#### GIVEN RECORDS ####
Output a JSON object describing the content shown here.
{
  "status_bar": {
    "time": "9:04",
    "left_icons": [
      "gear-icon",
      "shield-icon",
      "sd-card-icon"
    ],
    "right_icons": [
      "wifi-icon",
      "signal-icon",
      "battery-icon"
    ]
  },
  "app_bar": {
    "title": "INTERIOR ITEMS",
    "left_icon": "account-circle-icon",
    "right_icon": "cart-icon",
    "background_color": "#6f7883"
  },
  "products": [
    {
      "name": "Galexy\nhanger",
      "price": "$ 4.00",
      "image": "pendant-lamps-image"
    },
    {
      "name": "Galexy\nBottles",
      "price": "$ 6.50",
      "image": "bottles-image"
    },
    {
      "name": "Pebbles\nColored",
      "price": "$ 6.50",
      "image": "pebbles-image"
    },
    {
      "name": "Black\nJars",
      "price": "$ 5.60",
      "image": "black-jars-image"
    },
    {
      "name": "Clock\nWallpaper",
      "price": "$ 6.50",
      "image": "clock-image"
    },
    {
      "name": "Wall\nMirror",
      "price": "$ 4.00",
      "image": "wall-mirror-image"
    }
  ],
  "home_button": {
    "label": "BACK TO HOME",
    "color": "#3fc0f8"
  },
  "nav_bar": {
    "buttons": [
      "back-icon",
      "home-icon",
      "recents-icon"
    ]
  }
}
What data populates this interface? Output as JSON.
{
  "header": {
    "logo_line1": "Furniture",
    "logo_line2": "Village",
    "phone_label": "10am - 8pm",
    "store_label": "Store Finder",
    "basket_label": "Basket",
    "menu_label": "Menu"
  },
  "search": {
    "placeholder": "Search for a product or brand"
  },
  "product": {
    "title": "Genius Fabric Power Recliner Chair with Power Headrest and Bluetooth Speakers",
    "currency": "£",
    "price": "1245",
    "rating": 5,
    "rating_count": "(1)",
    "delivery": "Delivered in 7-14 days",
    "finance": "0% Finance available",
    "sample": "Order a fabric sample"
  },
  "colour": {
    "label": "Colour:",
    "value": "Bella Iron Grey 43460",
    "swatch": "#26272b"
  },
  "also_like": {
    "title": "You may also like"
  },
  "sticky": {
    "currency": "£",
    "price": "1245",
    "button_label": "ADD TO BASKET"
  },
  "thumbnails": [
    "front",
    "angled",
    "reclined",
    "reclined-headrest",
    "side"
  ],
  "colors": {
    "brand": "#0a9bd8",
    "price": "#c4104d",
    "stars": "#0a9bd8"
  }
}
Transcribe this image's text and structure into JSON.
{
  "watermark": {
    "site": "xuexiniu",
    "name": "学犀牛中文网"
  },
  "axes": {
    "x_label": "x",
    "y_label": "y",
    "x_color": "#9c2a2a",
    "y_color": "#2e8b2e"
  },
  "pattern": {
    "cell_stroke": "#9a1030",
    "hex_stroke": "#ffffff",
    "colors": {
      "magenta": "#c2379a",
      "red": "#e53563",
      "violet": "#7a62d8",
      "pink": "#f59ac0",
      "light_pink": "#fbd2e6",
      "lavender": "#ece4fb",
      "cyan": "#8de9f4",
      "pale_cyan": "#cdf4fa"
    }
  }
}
####
WRITTEN EXERCISE: Say how many lines in the listing above include "name". Give nothing but the number.

EXERCISE ANSWER: 7